▶ [Work to complete]
Find how many lines in the data below include the word "kind", then write only that number.

=== Given records ===

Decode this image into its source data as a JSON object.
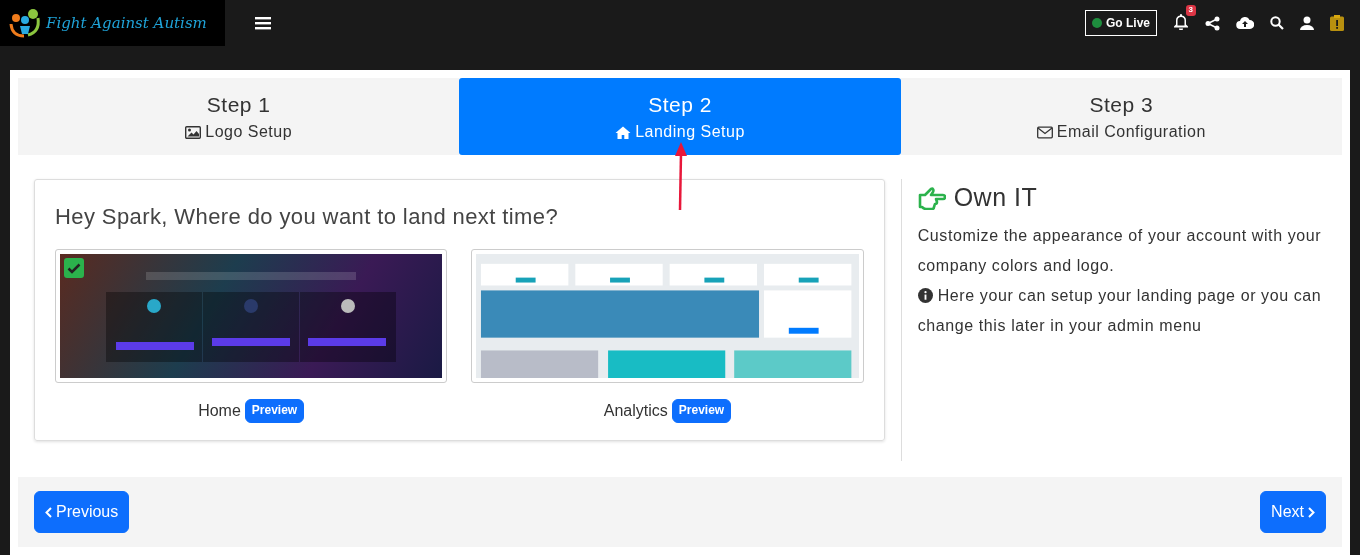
{
  "brand": {
    "name": "Fight Against Autism"
  },
  "topbar": {
    "go_live": "Go Live",
    "notification_count": "3"
  },
  "steps": [
    {
      "title": "Step 1",
      "label": "Logo Setup",
      "selected": false
    },
    {
      "title": "Step 2",
      "label": "Landing Setup",
      "selected": true
    },
    {
      "title": "Step 3",
      "label": "Email Configuration",
      "selected": false
    }
  ],
  "landing": {
    "heading": "Hey Spark, Where do you want to land next time?",
    "options": [
      {
        "name": "Home",
        "preview": "Preview",
        "kind": "services",
        "selected": true
      },
      {
        "name": "Analytics",
        "preview": "Preview",
        "kind": "dashboard",
        "selected": false
      }
    ]
  },
  "info": {
    "title": "Own IT",
    "lines": [
      {
        "kind": "plain",
        "text": "Customize the appearance of your account with your company colors and logo."
      },
      {
        "kind": "info",
        "text": "Here your can setup your landing page or you can change this later in your admin menu"
      }
    ]
  },
  "nav": {
    "previous": "Previous",
    "next": "Next"
  }
}
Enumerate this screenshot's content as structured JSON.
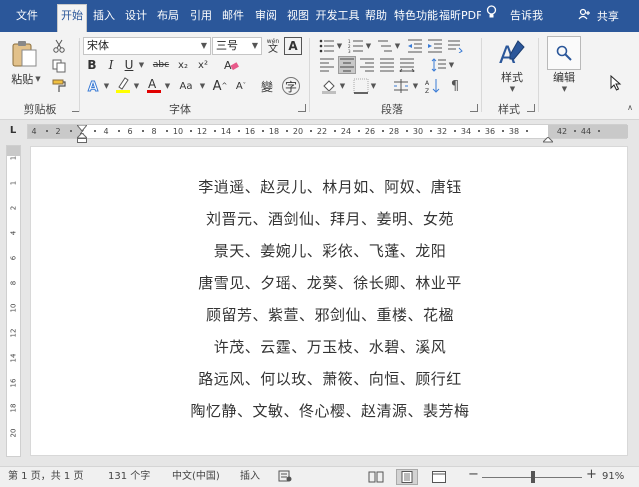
{
  "menu": {
    "tabs": [
      "文件",
      "开始",
      "插入",
      "设计",
      "布局",
      "引用",
      "邮件",
      "审阅",
      "视图",
      "开发工具",
      "帮助",
      "特色功能",
      "福昕PDF"
    ],
    "tell_me": "告诉我",
    "share": "共享"
  },
  "ribbon": {
    "clipboard": {
      "label": "剪贴板",
      "paste": "粘贴"
    },
    "font": {
      "label": "字体",
      "font_name": "宋体",
      "font_size": "三号",
      "wen": "wén",
      "change_case": "Aa",
      "bold": "B",
      "italic": "I",
      "underline": "U",
      "strike": "abc",
      "subscript": "x₂",
      "superscript": "x²",
      "font_color_A": "A",
      "highlight_color": "#ffff00",
      "font_color": "#e00000"
    },
    "paragraph": {
      "label": "段落"
    },
    "styles": {
      "label": "样式",
      "button": "样式"
    },
    "editing": {
      "button": "编辑"
    }
  },
  "ruler": {
    "corner": "L",
    "ticks": [
      "4",
      "2",
      "2",
      "4",
      "6",
      "8",
      "10",
      "12",
      "14",
      "16",
      "18",
      "20",
      "22",
      "24",
      "26",
      "28",
      "30",
      "32",
      "34",
      "36",
      "38",
      "42",
      "44"
    ],
    "vticks": [
      "1",
      "1",
      "2",
      "4",
      "6",
      "8",
      "10",
      "12",
      "14",
      "16",
      "18",
      "20"
    ]
  },
  "document": {
    "lines": [
      "李逍遥、赵灵儿、林月如、阿奴、唐钰",
      "刘晋元、酒剑仙、拜月、姜明、女苑",
      "景天、姜婉儿、彩依、飞蓬、龙阳",
      "唐雪见、夕瑶、龙葵、徐长卿、林业平",
      "顾留芳、紫萱、邪剑仙、重楼、花楹",
      "许茂、云霆、万玉枝、水碧、溪风",
      "路远风、何以玫、萧筱、向恒、顾行红",
      "陶忆静、文敏、佟心樱、赵清源、裴芳梅"
    ]
  },
  "status": {
    "page": "第 1 页，共 1 页",
    "words": "131 个字",
    "language": "中文(中国)",
    "insert": "插入",
    "zoom": "91%",
    "zoom_minus": "−",
    "zoom_plus": "+",
    "zoom_fraction": 0.51
  }
}
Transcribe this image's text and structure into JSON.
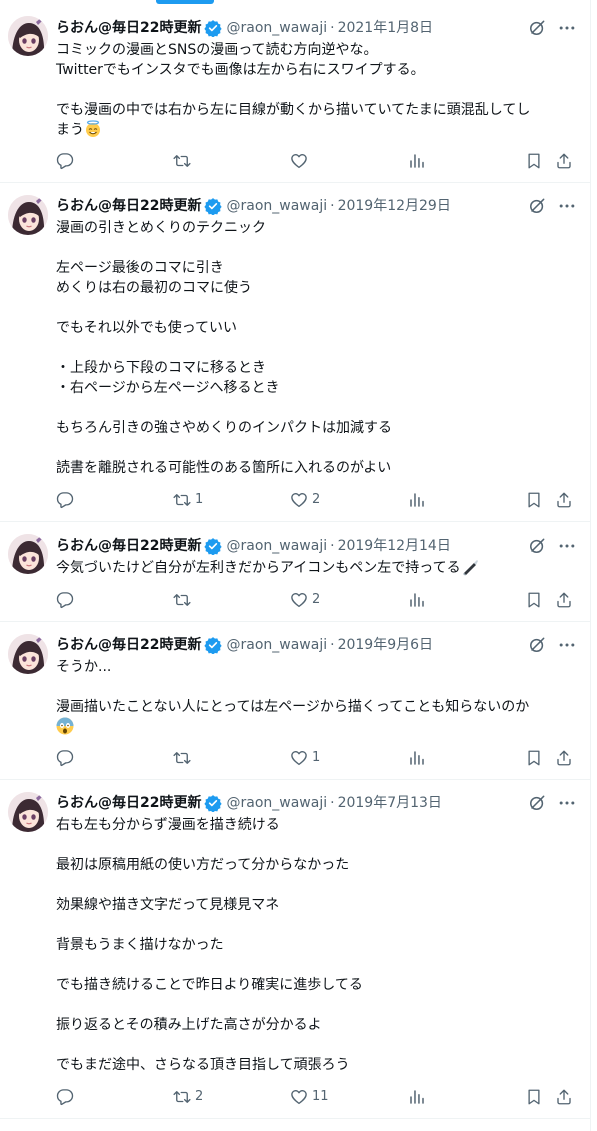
{
  "user": {
    "name": "らおん@毎日22時更新",
    "handle": "@raon_wawaji"
  },
  "separator": "·",
  "tweets": [
    {
      "date": "2021年1月8日",
      "lines": [
        "コミックの漫画とSNSの漫画って読む方向逆やな。",
        "Twitterでもインスタでも画像は左から右にスワイプする。",
        "",
        "でも漫画の中では右から左に目線が動くから描いていてたまに頭混乱してし",
        "まう"
      ],
      "emoji": "smiling-face-with-halo",
      "reply_count": "",
      "retweet_count": "",
      "like_count": ""
    },
    {
      "date": "2019年12月29日",
      "lines": [
        "漫画の引きとめくりのテクニック",
        "",
        "左ページ最後のコマに引き",
        "めくりは右の最初のコマに使う",
        "",
        "でもそれ以外でも使っていい",
        "",
        "・上段から下段のコマに移るとき",
        "・右ページから左ページへ移るとき",
        "",
        "もちろん引きの強さやめくりのインパクトは加減する",
        "",
        "読書を離脱される可能性のある箇所に入れるのがよい"
      ],
      "reply_count": "",
      "retweet_count": "1",
      "like_count": "2"
    },
    {
      "date": "2019年12月14日",
      "lines": [
        "今気づいたけど自分が左利きだからアイコンもペン左で持ってる"
      ],
      "emoji": "fountain-pen",
      "reply_count": "",
      "retweet_count": "",
      "like_count": "2"
    },
    {
      "date": "2019年9月6日",
      "lines": [
        "そうか...",
        "",
        "漫画描いたことない人にとっては左ページから描くってことも知らないのか",
        ""
      ],
      "emoji": "face-screaming-in-fear",
      "reply_count": "",
      "retweet_count": "",
      "like_count": "1"
    },
    {
      "date": "2019年7月13日",
      "lines": [
        "右も左も分からず漫画を描き続ける",
        "",
        "最初は原稿用紙の使い方だって分からなかった",
        "",
        "効果線や描き文字だって見様見マネ",
        "",
        "背景もうまく描けなかった",
        "",
        "でも描き続けることで昨日より確実に進歩してる",
        "",
        "振り返るとその積み上げた高さが分かるよ",
        "",
        "でもまだ途中、さらなる頂き目指して頑張ろう"
      ],
      "reply_count": "",
      "retweet_count": "2",
      "like_count": "11"
    }
  ],
  "colors": {
    "accent": "#1d9bf0",
    "text": "#0f1419",
    "secondary": "#536471",
    "border": "#eff3f4"
  }
}
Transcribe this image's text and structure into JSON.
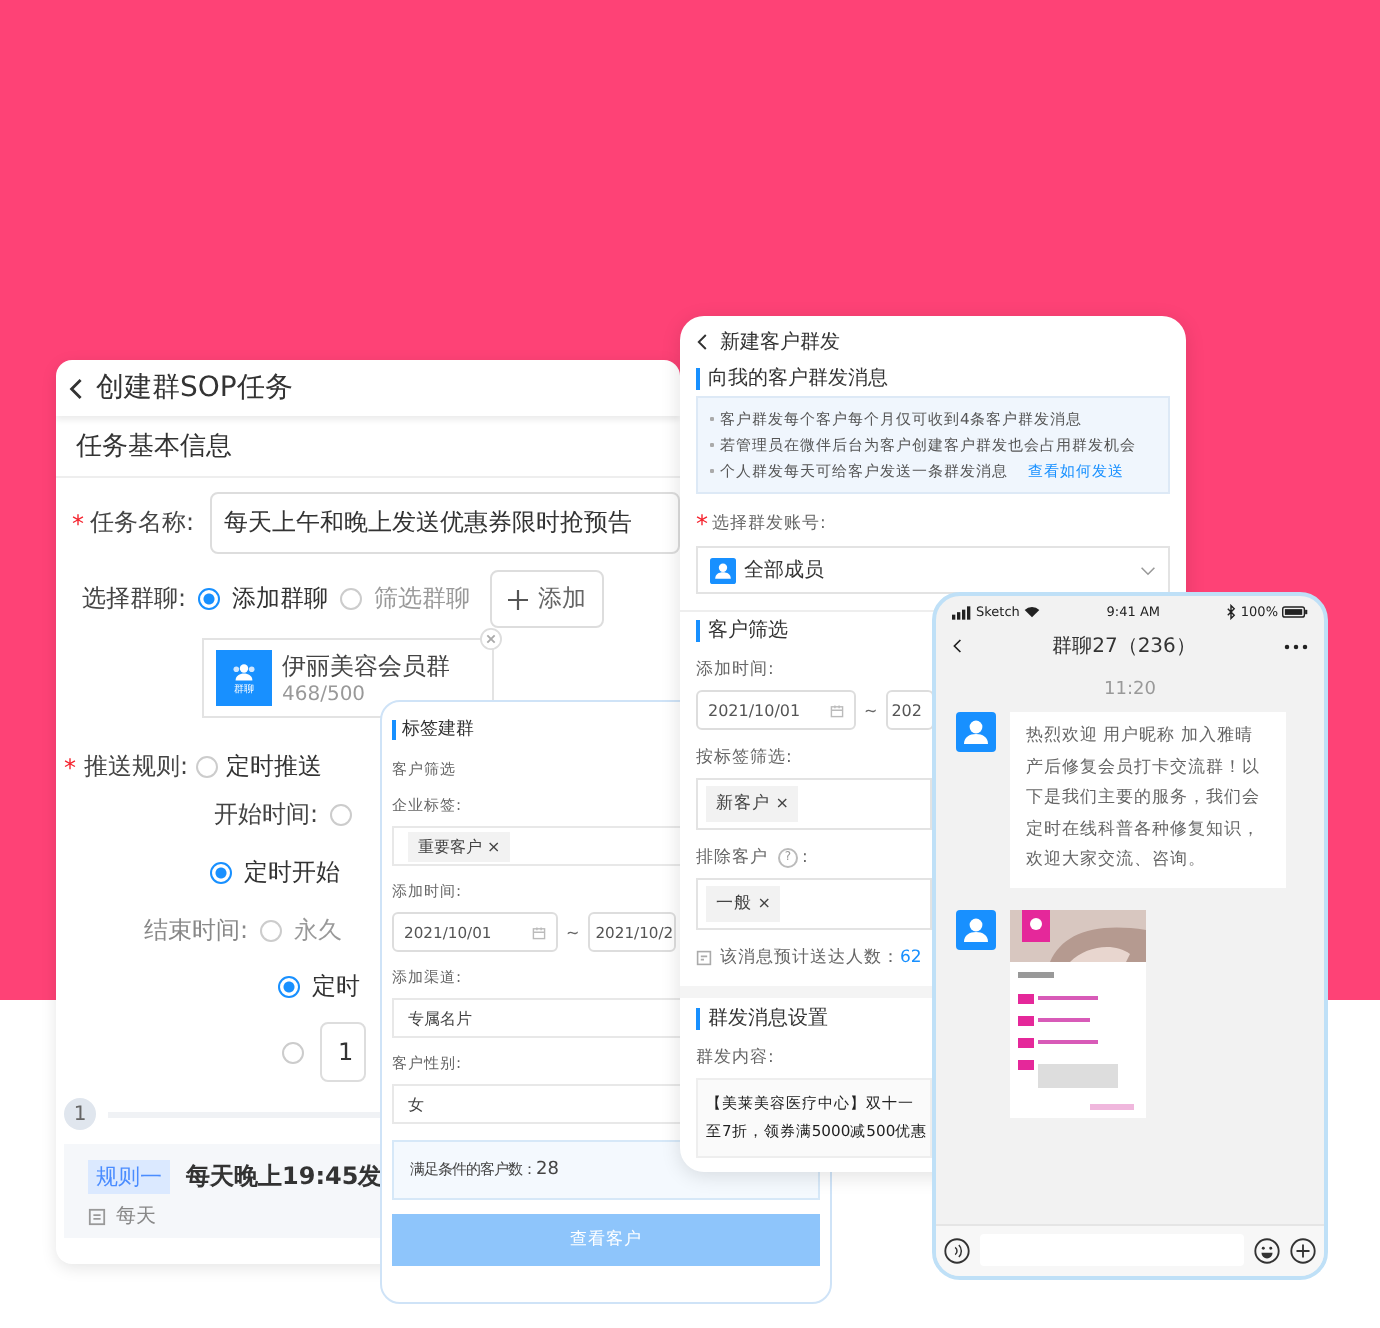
{
  "sop_window": {
    "title": "创建群SOP任务",
    "section": "任务基本信息",
    "task_name": {
      "mark": "*",
      "label": "任务名称:",
      "value": "每天上午和晚上发送优惠券限时抢预告"
    },
    "group_select": {
      "label": "选择群聊:",
      "options": [
        {
          "label": "添加群聊",
          "selected": true
        },
        {
          "label": "筛选群聊",
          "selected": false
        }
      ],
      "add_button": "添加"
    },
    "group_card": {
      "name": "伊丽美容会员群",
      "count": "468/500",
      "icon_label": "群聊"
    },
    "push_rule": {
      "mark": "*",
      "label": "推送规则:",
      "options": [
        {
          "label": "定时推送",
          "selected": false
        }
      ]
    },
    "start_time": {
      "label": "开始时间:",
      "options": [
        {
          "selected": false
        },
        {
          "label": "定时开始",
          "selected": true
        }
      ]
    },
    "end_time": {
      "label": "结束时间:",
      "options": [
        {
          "label": "永久",
          "selected": false
        },
        {
          "label": "定时",
          "selected": true
        },
        {
          "value": "1",
          "selected": false
        }
      ]
    },
    "step": "1",
    "rule": {
      "tag": "规则一",
      "title": "每天晚上19:45发",
      "frequency": "每天"
    }
  },
  "broadcast_window": {
    "title": "新建客户群发",
    "section": "向我的客户群发消息",
    "notes": [
      "客户群发每个客户每个月仅可收到4条客户群发消息",
      "若管理员在微伴后台为客户创建客户群发也会占用群发机会",
      "个人群发每天可给客户发送一条群发消息"
    ],
    "notes_link": "查看如何发送",
    "account": {
      "mark": "*",
      "label": "选择群发账号:",
      "value": "全部成员"
    },
    "filter_section": "客户筛选",
    "add_time": {
      "label": "添加时间:",
      "from": "2021/10/01",
      "separator": "~",
      "to": "202"
    },
    "tag_filter": {
      "label": "按标签筛选:",
      "tags": [
        {
          "label": "新客户",
          "remove": "×"
        }
      ]
    },
    "exclude": {
      "label": "排除客户",
      "help": "?",
      "suffix": ":",
      "tags": [
        {
          "label": "一般",
          "remove": "×"
        }
      ]
    },
    "estimate": {
      "label": "该消息预计送达人数：",
      "value": "62"
    },
    "message_section": "群发消息设置",
    "content": {
      "label": "群发内容:",
      "lines": [
        "【美莱美容医疗中心】双十一",
        "至7折，领券满5000减500优惠"
      ]
    }
  },
  "tag_group_window": {
    "title": "标签建群",
    "section": "客户筛选",
    "corp_tag": {
      "label": "企业标签:",
      "tags": [
        {
          "label": "重要客户",
          "remove": "×"
        }
      ]
    },
    "add_time": {
      "label": "添加时间:",
      "from": "2021/10/01",
      "separator": "~",
      "to": "2021/10/2"
    },
    "channel": {
      "label": "添加渠道:",
      "value": "专属名片"
    },
    "gender": {
      "label": "客户性别:",
      "value": "女"
    },
    "matched": {
      "label": "满足条件的客户数：",
      "value": "28"
    },
    "button": "查看客户"
  },
  "phone": {
    "status": {
      "carrier": "Sketch",
      "time": "9:41 AM",
      "battery": "100%"
    },
    "title": "群聊27（236）",
    "timestamp": "11:20",
    "messages": [
      {
        "kind": "text",
        "text": "热烈欢迎 用户昵称 加入雅晴产后修复会员打卡交流群！以下是我们主要的服务，我们会定时在线科普各种修复知识，欢迎大家交流、咨询。"
      },
      {
        "kind": "picture"
      }
    ]
  }
}
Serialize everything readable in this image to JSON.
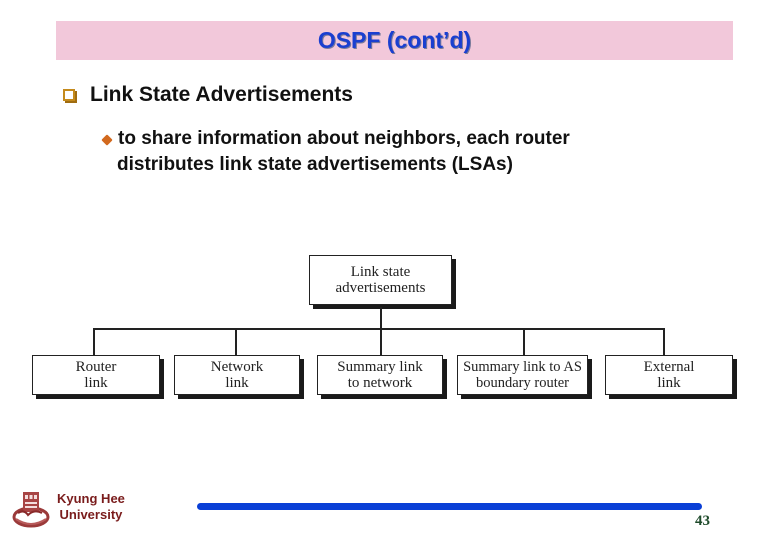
{
  "slide": {
    "title": "OSPF (cont’d)",
    "heading": "Link State Advertisements",
    "bullet": {
      "line1": "to share information about neighbors, each router",
      "line2": "distributes link state advertisements (LSAs)"
    }
  },
  "diagram": {
    "root": {
      "line1": "Link state",
      "line2": "advertisements"
    },
    "children": [
      {
        "line1": "Router",
        "line2": "link"
      },
      {
        "line1": "Network",
        "line2": "link"
      },
      {
        "line1": "Summary link",
        "line2": "to network"
      },
      {
        "line1": "Summary link to AS",
        "line2": "boundary router"
      },
      {
        "line1": "External",
        "line2": "link"
      }
    ]
  },
  "footer": {
    "university_line1": "Kyung Hee",
    "university_line2": "University",
    "page_number": "43",
    "logo_icon": "university-seal-icon"
  },
  "colors": {
    "title_band": "#f2c8da",
    "title_text": "#1a3fd0",
    "footer_bar": "#0a3fd6",
    "university_text": "#7a1c1c",
    "page_number": "#1e4a2a"
  }
}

===

▶ [Result of this task]
6